Rows from a figure dataset:

☆ ☆ ☆ ☆ ☆ ☆ ☆

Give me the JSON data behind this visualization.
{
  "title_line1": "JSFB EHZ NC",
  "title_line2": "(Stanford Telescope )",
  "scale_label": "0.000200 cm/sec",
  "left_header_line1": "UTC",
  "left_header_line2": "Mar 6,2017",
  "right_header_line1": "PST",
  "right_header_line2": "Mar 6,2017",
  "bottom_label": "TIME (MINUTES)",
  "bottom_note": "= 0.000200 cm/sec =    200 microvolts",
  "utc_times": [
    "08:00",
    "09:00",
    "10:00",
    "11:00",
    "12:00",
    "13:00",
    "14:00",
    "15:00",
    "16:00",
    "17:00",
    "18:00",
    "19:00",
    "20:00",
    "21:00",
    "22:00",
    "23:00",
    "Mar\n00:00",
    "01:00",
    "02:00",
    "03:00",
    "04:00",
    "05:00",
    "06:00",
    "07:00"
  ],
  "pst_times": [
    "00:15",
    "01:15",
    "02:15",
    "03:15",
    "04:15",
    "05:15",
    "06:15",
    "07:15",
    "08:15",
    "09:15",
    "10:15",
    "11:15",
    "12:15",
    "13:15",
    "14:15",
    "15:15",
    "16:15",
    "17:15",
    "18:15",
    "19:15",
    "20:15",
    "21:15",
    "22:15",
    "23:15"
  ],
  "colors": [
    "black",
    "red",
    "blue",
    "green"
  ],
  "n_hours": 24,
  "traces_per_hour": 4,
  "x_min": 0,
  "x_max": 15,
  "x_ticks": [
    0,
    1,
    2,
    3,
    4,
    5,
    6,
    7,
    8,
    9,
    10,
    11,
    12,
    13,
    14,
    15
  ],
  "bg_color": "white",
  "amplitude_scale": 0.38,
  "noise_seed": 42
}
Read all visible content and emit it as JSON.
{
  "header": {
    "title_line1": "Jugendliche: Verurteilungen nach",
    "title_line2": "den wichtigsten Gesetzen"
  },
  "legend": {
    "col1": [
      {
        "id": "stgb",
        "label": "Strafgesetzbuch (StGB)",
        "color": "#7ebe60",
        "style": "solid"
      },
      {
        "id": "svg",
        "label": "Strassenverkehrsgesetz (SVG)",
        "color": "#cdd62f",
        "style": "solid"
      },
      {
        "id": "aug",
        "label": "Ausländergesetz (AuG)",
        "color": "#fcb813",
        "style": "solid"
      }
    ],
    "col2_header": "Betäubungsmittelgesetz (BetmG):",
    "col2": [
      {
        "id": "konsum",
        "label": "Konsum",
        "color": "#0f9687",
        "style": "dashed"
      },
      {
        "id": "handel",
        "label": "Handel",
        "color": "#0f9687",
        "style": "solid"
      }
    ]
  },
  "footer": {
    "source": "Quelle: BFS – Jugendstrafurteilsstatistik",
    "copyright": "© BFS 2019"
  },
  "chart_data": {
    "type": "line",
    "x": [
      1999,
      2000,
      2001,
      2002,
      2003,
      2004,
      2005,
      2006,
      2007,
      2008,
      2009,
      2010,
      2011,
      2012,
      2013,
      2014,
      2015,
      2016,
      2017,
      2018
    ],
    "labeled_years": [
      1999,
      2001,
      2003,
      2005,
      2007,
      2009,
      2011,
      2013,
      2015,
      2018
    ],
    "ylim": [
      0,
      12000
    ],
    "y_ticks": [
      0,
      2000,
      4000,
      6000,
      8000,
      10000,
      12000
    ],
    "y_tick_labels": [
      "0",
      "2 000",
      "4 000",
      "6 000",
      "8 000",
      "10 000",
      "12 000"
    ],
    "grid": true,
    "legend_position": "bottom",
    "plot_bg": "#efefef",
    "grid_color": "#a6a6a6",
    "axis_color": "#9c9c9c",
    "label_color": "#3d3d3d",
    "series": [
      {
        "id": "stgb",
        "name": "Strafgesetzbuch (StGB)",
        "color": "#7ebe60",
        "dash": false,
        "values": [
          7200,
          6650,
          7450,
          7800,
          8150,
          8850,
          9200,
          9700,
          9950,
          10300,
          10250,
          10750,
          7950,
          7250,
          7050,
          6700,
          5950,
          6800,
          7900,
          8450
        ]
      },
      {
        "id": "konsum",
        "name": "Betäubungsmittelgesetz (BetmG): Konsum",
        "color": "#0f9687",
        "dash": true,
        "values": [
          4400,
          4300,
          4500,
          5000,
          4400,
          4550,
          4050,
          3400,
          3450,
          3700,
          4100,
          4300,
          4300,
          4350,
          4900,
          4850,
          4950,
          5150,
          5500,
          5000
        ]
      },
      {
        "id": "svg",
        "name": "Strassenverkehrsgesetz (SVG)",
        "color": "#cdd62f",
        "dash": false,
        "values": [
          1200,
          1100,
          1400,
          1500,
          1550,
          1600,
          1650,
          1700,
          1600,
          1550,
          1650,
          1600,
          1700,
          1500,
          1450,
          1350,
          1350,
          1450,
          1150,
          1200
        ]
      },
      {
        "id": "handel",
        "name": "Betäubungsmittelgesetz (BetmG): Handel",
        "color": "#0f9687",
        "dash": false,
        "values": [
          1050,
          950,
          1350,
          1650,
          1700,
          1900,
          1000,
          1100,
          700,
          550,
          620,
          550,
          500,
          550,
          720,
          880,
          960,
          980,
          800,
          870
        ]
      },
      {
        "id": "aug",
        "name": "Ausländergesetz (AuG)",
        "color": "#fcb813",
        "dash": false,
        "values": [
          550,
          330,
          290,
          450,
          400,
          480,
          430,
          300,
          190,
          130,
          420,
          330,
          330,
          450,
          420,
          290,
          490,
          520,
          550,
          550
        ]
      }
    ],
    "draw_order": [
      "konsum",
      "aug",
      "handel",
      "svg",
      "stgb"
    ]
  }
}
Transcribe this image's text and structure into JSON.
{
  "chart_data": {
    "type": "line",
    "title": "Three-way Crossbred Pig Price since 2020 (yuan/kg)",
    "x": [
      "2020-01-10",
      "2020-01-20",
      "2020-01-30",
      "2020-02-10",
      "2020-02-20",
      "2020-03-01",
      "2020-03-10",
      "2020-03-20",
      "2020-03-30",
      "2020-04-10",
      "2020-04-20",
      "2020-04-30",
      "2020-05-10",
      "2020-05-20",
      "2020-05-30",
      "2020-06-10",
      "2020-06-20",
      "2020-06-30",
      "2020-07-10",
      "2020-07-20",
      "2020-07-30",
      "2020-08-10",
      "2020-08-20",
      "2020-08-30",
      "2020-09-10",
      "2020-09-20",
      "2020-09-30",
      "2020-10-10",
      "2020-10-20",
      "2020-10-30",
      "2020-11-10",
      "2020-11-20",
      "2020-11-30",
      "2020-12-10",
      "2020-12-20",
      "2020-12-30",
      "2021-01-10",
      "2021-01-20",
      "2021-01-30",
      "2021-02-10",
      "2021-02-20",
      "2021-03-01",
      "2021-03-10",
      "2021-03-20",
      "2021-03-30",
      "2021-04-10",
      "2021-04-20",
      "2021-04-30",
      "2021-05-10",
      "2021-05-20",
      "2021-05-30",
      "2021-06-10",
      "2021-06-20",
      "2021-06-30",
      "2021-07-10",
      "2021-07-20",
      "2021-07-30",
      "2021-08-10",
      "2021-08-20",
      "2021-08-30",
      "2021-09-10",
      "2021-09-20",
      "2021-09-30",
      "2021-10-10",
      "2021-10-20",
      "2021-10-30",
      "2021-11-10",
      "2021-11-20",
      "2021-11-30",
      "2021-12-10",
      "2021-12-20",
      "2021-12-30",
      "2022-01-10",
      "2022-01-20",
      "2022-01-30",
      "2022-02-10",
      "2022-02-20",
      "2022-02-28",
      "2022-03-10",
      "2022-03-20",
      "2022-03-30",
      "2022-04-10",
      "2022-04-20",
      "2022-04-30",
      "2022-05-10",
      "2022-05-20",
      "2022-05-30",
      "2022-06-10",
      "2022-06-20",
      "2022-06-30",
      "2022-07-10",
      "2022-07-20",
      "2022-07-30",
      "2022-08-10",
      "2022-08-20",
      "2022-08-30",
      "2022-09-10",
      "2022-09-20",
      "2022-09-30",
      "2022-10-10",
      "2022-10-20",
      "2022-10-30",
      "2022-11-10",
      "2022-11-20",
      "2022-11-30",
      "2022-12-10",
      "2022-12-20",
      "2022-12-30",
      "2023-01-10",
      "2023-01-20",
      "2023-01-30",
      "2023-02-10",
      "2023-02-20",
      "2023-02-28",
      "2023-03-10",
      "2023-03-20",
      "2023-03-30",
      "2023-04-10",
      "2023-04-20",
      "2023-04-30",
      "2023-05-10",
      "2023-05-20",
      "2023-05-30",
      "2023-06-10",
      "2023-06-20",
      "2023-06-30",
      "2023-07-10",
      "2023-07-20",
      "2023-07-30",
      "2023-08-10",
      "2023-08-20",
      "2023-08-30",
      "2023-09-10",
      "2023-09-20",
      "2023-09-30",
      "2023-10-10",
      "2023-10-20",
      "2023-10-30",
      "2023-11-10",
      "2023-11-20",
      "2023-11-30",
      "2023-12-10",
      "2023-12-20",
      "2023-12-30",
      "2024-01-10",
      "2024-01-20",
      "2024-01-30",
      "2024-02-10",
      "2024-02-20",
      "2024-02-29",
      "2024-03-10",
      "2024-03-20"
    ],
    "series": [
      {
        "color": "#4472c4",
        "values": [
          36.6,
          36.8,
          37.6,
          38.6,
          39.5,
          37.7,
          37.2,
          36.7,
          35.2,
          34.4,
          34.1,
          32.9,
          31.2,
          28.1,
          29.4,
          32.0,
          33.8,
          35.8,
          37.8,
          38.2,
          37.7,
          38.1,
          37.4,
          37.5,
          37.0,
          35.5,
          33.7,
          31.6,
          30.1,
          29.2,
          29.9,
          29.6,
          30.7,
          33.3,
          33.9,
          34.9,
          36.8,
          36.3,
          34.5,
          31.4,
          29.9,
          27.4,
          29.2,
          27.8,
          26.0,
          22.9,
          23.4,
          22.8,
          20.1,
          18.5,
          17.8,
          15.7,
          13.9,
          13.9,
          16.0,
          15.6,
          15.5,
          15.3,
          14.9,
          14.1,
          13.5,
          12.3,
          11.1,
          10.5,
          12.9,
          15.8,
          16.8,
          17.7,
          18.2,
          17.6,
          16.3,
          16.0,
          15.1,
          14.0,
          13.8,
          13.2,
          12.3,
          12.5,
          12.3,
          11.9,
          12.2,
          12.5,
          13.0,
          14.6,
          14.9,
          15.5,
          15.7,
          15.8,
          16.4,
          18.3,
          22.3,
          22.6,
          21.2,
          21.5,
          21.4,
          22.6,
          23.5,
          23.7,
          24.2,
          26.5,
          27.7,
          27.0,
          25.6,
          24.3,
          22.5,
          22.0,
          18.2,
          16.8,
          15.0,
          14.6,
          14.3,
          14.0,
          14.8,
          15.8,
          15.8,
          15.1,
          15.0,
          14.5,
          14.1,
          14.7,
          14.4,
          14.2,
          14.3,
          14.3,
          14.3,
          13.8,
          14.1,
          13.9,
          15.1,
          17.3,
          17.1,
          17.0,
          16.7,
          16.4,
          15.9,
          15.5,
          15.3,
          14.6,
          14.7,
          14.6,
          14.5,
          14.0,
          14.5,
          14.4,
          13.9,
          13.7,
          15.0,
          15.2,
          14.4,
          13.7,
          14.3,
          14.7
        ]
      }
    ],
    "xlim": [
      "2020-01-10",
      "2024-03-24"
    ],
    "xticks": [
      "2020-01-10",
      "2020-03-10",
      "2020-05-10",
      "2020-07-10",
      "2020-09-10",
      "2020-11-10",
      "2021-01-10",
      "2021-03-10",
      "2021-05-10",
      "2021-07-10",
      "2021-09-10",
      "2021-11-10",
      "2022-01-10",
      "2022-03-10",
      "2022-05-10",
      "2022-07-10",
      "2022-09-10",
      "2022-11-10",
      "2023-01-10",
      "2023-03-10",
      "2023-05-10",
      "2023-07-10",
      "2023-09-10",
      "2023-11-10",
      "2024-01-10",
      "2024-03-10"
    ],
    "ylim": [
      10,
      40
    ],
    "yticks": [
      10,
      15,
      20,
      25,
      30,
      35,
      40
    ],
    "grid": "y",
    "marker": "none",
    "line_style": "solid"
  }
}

☆ ☆ ☆ ☆ ☆ ☆ ☆

Copy every line that includes the string "JSON" from the material above.

Give me the JSON data behind this visualization.
Read all visible content and emit it as JSON.
Transcribe this image's text and structure into JSON.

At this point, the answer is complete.